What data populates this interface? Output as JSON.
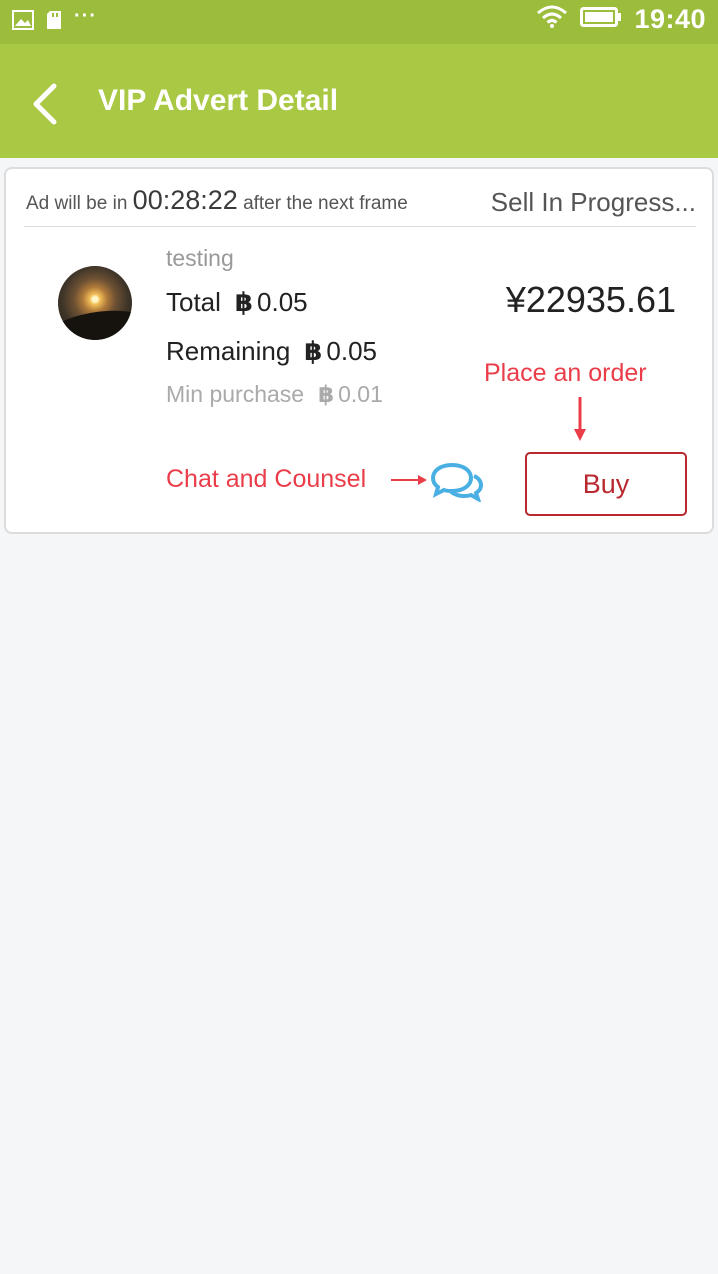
{
  "status_bar": {
    "time": "19:40",
    "dots": "···"
  },
  "app_bar": {
    "title": "VIP Advert Detail"
  },
  "ad": {
    "countdown_prefix": "Ad will be in",
    "countdown_time": "00:28:22",
    "countdown_suffix": "after the next frame",
    "status": "Sell In Progress...",
    "username": "testing",
    "total_label": "Total",
    "currency_symbol": "฿",
    "total_value": "0.05",
    "remaining_label": "Remaining",
    "remaining_value": "0.05",
    "min_purchase_label": "Min purchase",
    "min_purchase_value": "0.01",
    "price": "¥22935.61"
  },
  "annotations": {
    "place_order": "Place an order",
    "chat_counsel": "Chat and Counsel"
  },
  "actions": {
    "buy_label": "Buy"
  },
  "colors": {
    "status_bar": "#9cbc3c",
    "app_bar": "#a9c843",
    "annotation": "#ea3d49",
    "buy_button": "#b8282e",
    "chat_icon": "#4ab0e4"
  }
}
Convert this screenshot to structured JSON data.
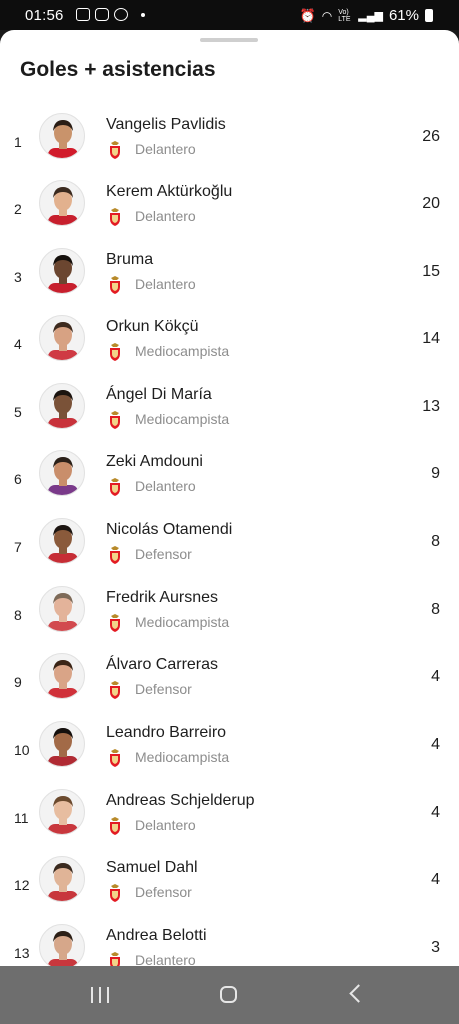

● WRITTEN PROBLEM:
Make an exact copy of the records shown above, without the pictures.

● SOLUTION:
What data populates this interface? Output as JSON.
{
  "status_bar": {
    "time": "19:40",
    "dots": "···"
  },
  "app_bar": {
    "title": "VIP Advert Detail"
  },
  "ad": {
    "countdown_prefix": "Ad will be in",
    "countdown_time": "00:28:22",
    "countdown_suffix": "after the next frame",
    "status": "Sell In Progress...",
    "username": "testing",
    "total_label": "Total",
    "currency_symbol": "฿",
    "total_value": "0.05",
    "remaining_label": "Remaining",
    "remaining_value": "0.05",
    "min_purchase_label": "Min purchase",
    "min_purchase_value": "0.01",
    "price": "¥22935.61"
  },
  "annotations": {
    "place_order": "Place an order",
    "chat_counsel": "Chat and Counsel"
  },
  "actions": {
    "buy_label": "Buy"
  },
  "colors": {
    "status_bar": "#9cbc3c",
    "app_bar": "#a9c843",
    "annotation": "#ea3d49",
    "buy_button": "#b8282e",
    "chat_icon": "#4ab0e4"
  }
}
Convert this screenshot to structured JSON data.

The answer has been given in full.